### EXERCISE DIRECTIONS:
Write out all the entries word for word and omit any pictures.

═══ LISTED RECORDS

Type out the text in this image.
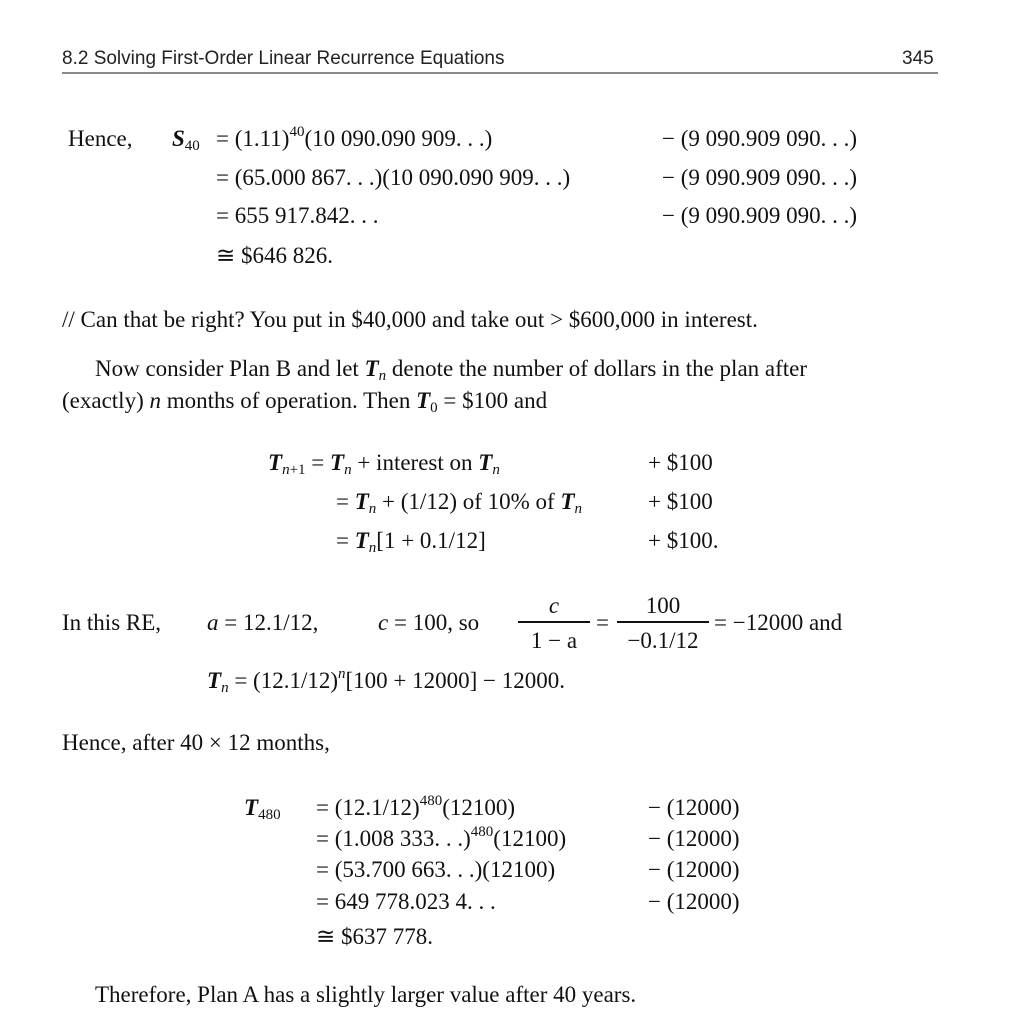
8.2 Solving First-Order Linear Recurrence Equations	345
Hence, $S_{40} = (1.11)^{40}(10$ 090.090 909. . .)
= (65.000 867. . .)(10 090.090 909. . .)
= 655 917.842. . .
≅ $646 826.
− (9 090.909 090. . .)
− (9 090.909 090. . .)
− (9 090.909 090. . .)
// Can that be right? You put in $40,000 and take out > $600,000 in interest.
Now consider Plan B and let $T_n$ denote the number of dollars in the plan after
(exactly) n months of operation. Then $T_0$ = $100 and
$T_{n+1} = T_n$ + interest on $T_n$
= $T_n + (1/12)$ of 10% of $T_n$
= $T_n[1 + 0.1/12]$
+ $100
+ $100
+ $100.
In this RE, a = 12.1/12,	c = 100, so
c
1 − a
=
100
−0.1/12
= −12000 and
$T_n = (12.1/12)^n[100 + 12000] - 12000$.
Hence, after 40 × 12 months,
$T_{480} = (12.1/12)^{480}(12100)$
= (1.008 333. . .)$^{480}$(12100)
= (53.700 663. . .)(12100)
= 649 778.023 4. . .
≅ $637 778.
− (12000)
− (12000)
− (12000)
− (12000)
Therefore, Plan A has a slightly larger value after 40 years.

══════

### REPLY TO THE EXERCISE:
Type out the text in this image.
8.2 Solving First-Order Linear Recurrence Equations	345
Hence, $S_{40} = (1.11)^{40}(10$ 090.090 909. . .)
= (65.000 867. . .)(10 090.090 909. . .)
= 655 917.842. . .
≅ $646 826.
− (9 090.909 090. . .)
− (9 090.909 090. . .)
− (9 090.909 090. . .)
// Can that be right? You put in $40,000 and take out > $600,000 in interest.
Now consider Plan B and let $T_n$ denote the number of dollars in the plan after
(exactly) n months of operation. Then $T_0$ = $100 and
$T_{n+1} = T_n$ + interest on $T_n$
= $T_n + (1/12)$ of 10% of $T_n$
= $T_n[1 + 0.1/12]$
+ $100
+ $100
+ $100.
In this RE, a = 12.1/12,	c = 100, so
c
1 − a
=
100
−0.1/12
= −12000 and
$T_n = (12.1/12)^n[100 + 12000] - 12000$.
Hence, after 40 × 12 months,
$T_{480} = (12.1/12)^{480}(12100)$
= (1.008 333. . .)$^{480}$(12100)
= (53.700 663. . .)(12100)
= 649 778.023 4. . .
≅ $637 778.
− (12000)
− (12000)
− (12000)
− (12000)
Therefore, Plan A has a slightly larger value after 40 years.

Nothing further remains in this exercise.